• Data extract:
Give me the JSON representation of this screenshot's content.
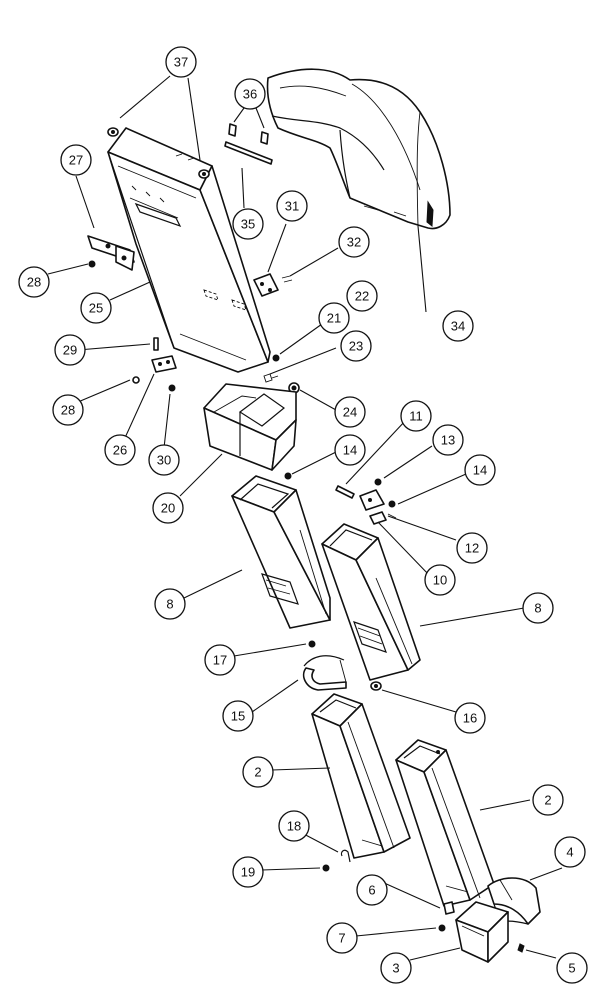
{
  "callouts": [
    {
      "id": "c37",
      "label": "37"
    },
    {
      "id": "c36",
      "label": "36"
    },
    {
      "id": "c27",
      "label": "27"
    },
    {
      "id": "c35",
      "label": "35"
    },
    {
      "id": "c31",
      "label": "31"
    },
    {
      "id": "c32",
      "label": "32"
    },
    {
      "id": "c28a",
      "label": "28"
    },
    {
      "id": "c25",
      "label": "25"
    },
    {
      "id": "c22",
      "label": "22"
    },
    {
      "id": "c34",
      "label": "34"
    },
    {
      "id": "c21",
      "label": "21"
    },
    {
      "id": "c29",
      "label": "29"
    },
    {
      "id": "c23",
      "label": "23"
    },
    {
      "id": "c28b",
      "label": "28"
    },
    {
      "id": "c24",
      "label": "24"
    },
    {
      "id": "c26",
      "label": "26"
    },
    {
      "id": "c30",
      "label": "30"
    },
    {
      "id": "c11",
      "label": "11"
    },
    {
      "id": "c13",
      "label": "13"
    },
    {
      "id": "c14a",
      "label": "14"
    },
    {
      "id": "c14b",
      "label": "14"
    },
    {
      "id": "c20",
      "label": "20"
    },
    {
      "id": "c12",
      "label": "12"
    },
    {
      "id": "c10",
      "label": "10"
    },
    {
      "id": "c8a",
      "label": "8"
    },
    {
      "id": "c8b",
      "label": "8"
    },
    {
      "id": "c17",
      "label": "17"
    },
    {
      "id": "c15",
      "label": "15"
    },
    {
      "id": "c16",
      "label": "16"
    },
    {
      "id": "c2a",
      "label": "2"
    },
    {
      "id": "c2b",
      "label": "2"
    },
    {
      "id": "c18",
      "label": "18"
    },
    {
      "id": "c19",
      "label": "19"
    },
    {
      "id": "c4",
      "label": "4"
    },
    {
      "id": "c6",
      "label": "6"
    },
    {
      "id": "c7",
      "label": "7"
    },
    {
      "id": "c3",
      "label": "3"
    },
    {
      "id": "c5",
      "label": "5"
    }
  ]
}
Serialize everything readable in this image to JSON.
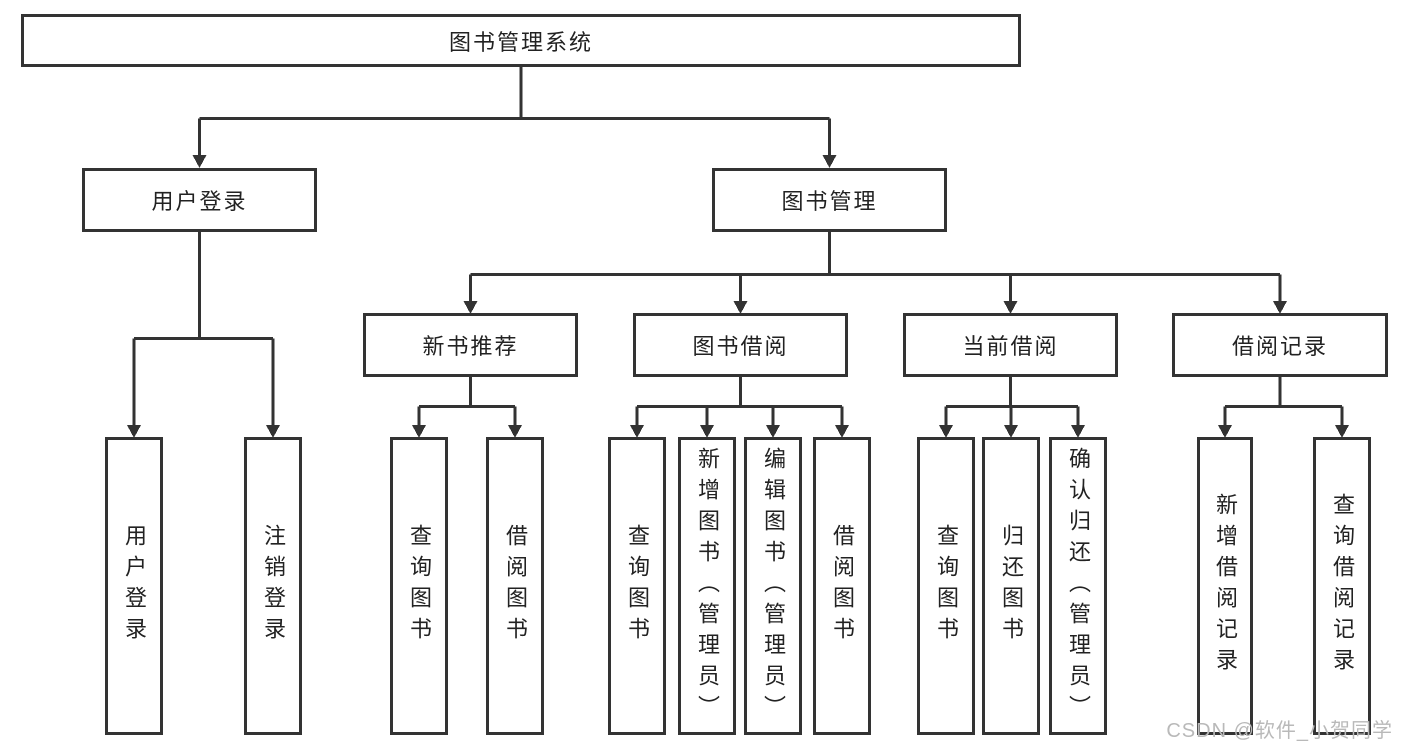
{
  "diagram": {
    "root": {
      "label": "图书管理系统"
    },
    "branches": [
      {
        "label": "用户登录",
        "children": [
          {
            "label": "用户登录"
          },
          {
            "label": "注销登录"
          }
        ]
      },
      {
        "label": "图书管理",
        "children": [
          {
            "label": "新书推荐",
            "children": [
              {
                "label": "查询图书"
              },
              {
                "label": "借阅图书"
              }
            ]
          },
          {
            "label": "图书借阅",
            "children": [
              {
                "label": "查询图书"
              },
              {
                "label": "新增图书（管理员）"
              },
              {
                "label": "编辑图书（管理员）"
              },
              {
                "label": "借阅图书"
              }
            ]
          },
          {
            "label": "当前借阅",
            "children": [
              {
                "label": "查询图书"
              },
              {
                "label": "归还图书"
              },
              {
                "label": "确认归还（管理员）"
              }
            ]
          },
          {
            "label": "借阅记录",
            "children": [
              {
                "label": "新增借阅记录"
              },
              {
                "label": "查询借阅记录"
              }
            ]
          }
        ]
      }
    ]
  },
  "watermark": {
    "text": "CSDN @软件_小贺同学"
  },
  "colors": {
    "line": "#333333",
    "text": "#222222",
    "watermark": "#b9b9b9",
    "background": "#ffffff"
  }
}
...
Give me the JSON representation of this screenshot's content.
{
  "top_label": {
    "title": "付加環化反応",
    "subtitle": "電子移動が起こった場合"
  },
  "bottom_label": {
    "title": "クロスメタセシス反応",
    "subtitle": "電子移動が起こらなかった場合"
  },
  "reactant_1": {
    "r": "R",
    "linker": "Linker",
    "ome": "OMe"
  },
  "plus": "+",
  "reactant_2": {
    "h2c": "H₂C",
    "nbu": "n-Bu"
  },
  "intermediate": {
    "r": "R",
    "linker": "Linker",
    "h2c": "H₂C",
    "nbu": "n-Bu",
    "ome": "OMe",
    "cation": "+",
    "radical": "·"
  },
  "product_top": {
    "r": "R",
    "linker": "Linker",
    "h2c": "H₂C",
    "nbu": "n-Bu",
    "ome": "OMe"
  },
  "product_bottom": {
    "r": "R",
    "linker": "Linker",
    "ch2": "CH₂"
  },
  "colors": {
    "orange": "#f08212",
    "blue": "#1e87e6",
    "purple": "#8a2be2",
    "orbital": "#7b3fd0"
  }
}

• Aim of the exercise:
Check every line for "subtitle" and show the ones that have it.

• Solution to the problem:
    "subtitle": "電子移動が起こった場合"
    "subtitle": "電子移動が起こらなかった場合"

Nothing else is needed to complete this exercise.